§ **Data excerpts**
= = = = = = =
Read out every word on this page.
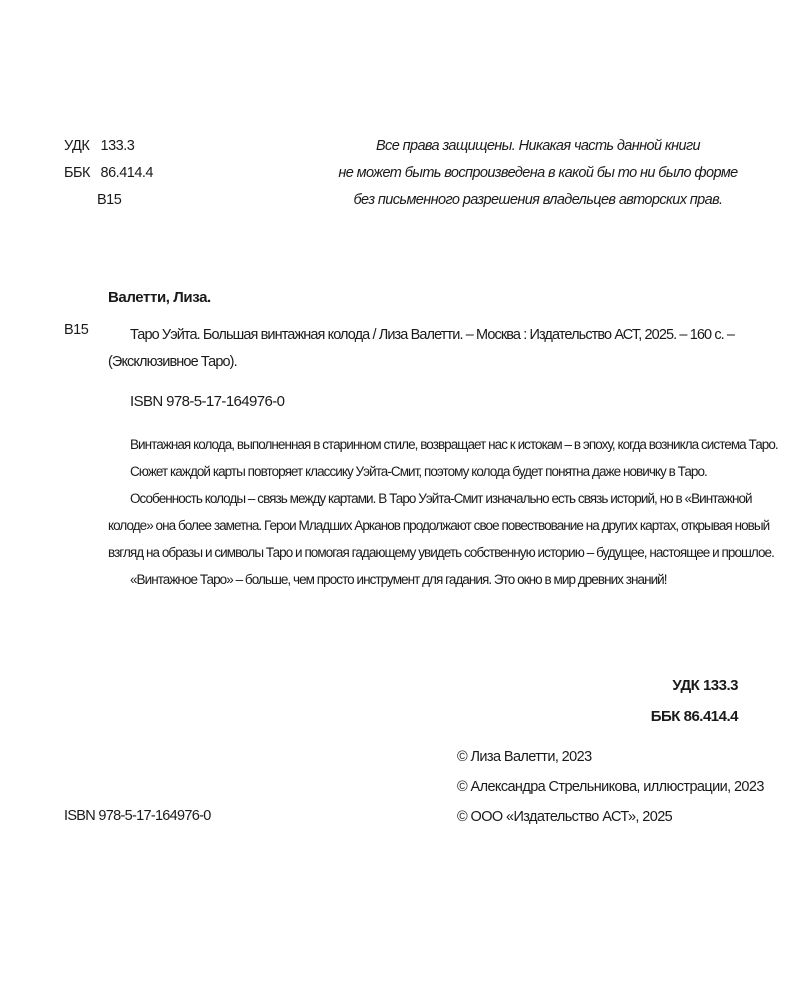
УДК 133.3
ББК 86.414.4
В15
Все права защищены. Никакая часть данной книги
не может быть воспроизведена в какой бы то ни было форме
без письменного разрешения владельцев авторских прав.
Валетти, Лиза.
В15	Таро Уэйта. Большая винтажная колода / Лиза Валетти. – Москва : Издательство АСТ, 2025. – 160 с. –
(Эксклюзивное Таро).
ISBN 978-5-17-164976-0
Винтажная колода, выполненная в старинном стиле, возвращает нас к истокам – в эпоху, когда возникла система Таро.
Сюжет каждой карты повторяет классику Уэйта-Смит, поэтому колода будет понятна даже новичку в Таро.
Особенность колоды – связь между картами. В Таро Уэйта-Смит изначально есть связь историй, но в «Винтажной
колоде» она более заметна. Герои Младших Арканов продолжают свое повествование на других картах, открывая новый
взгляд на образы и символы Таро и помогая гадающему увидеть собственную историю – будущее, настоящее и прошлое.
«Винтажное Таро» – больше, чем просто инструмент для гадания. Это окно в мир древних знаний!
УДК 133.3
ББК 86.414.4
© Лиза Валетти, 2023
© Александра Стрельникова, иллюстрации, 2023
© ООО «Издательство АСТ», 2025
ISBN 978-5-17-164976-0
= = = = = = =
§ **Directions**
Search the material above for "Издательство". Pull out each line where it shows up.

§ **Solution below**
В15	Таро Уэйта. Большая винтажная колода / Лиза Валетти. – Москва : Издательство АСТ, 2025. – 160 с. –
© ООО «Издательство АСТ», 2025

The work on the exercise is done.